**REQUEST:** Copy out the data below, verbatim, from the line that contains "apple-menu[interactable] bbox=[6, 0, 18, 14]" through the line that contains "submenu-arrow-icon: ▶ bbox=[241, 83, 247, 90]", including both of those lines.

......

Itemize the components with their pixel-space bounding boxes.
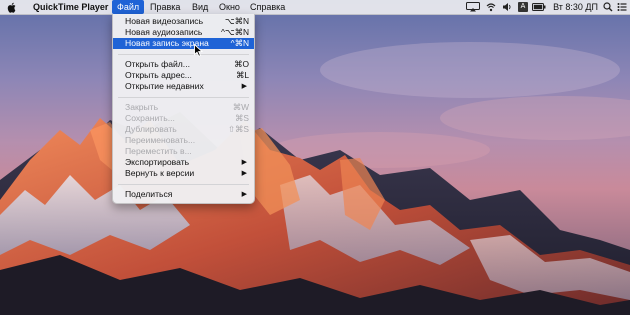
apple-menu[interactable] bbox=[6, 0, 18, 14]
battery-icon[interactable] bbox=[532, 2, 546, 12]
menu-item-close[interactable]: Закрыть ⌘W bbox=[113, 102, 254, 113]
menu-view[interactable]: Вид bbox=[187, 0, 213, 14]
menu-item-share[interactable]: Поделиться ▶ bbox=[113, 189, 254, 200]
menu-window[interactable]: Окно bbox=[214, 0, 245, 14]
submenu-arrow-icon: ▶ bbox=[241, 170, 247, 177]
submenu-arrow-icon: ▶ bbox=[241, 83, 247, 90]
spotlight-search-icon[interactable] bbox=[603, 2, 613, 12]
menu-item-new-screen-recording[interactable]: Новая запись экрана ^⌘N bbox=[113, 38, 254, 49]
submenu-arrow-icon: ▶ bbox=[241, 159, 247, 166]
menu-separator bbox=[118, 97, 249, 98]
mountain-wallpaper bbox=[0, 0, 630, 315]
menu-help[interactable]: Справка bbox=[245, 0, 290, 14]
submenu-arrow-icon: ▶ bbox=[241, 191, 247, 198]
volume-icon[interactable] bbox=[502, 2, 512, 12]
menu-item-export[interactable]: Экспортировать ▶ bbox=[113, 157, 254, 168]
apple-icon bbox=[7, 2, 16, 13]
menu-item-save[interactable]: Сохранить... ⌘S bbox=[113, 113, 254, 124]
menu-item-move-to[interactable]: Переместить в... bbox=[113, 146, 254, 157]
menu-separator bbox=[118, 54, 249, 55]
mouse-pointer-icon bbox=[194, 44, 203, 57]
input-source-indicator[interactable]: A bbox=[518, 2, 528, 12]
menu-bar-clock[interactable]: Вт 8:30 ДП bbox=[553, 0, 598, 14]
menu-item-duplicate[interactable]: Дублировать ⇧⌘S bbox=[113, 124, 254, 135]
wifi-icon[interactable] bbox=[486, 2, 496, 12]
menu-item-rename[interactable]: Переименовать... bbox=[113, 135, 254, 146]
menu-item-new-audio-recording[interactable]: Новая аудиозапись ^⌥⌘N bbox=[113, 27, 254, 38]
menu-file[interactable]: Файл bbox=[112, 0, 145, 14]
menu-item-open-location[interactable]: Открыть адрес... ⌘L bbox=[113, 70, 254, 81]
menu-edit[interactable]: Правка bbox=[145, 0, 185, 14]
file-menu-dropdown: Новая видеозапись ⌥⌘N Новая аудиозапись … bbox=[112, 14, 255, 204]
notification-center-icon[interactable] bbox=[617, 2, 627, 12]
app-menu-quicktime[interactable]: QuickTime Player bbox=[28, 0, 113, 14]
menu-item-new-video-recording[interactable]: Новая видеозапись ⌥⌘N bbox=[113, 16, 254, 27]
menu-bar: QuickTime Player Файл Правка Вид Окно Сп… bbox=[0, 0, 630, 15]
menu-item-revert-to[interactable]: Вернуть к версии ▶ bbox=[113, 168, 254, 179]
menu-item-open-file[interactable]: Открыть файл... ⌘O bbox=[113, 59, 254, 70]
airplay-icon[interactable] bbox=[466, 2, 480, 12]
menu-item-open-recent[interactable]: Открытие недавних ▶ bbox=[113, 81, 254, 92]
desktop-wallpaper bbox=[0, 0, 630, 315]
menu-separator bbox=[118, 184, 249, 185]
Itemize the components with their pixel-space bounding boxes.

......

**EXERCISE ANSWER:**
apple-menu[interactable] bbox=[6, 0, 18, 14]
battery-icon[interactable] bbox=[532, 2, 546, 12]
menu-item-close[interactable]: Закрыть ⌘W bbox=[113, 102, 254, 113]
menu-view[interactable]: Вид bbox=[187, 0, 213, 14]
menu-item-share[interactable]: Поделиться ▶ bbox=[113, 189, 254, 200]
menu-window[interactable]: Окно bbox=[214, 0, 245, 14]
submenu-arrow-icon: ▶ bbox=[241, 170, 247, 177]
submenu-arrow-icon: ▶ bbox=[241, 83, 247, 90]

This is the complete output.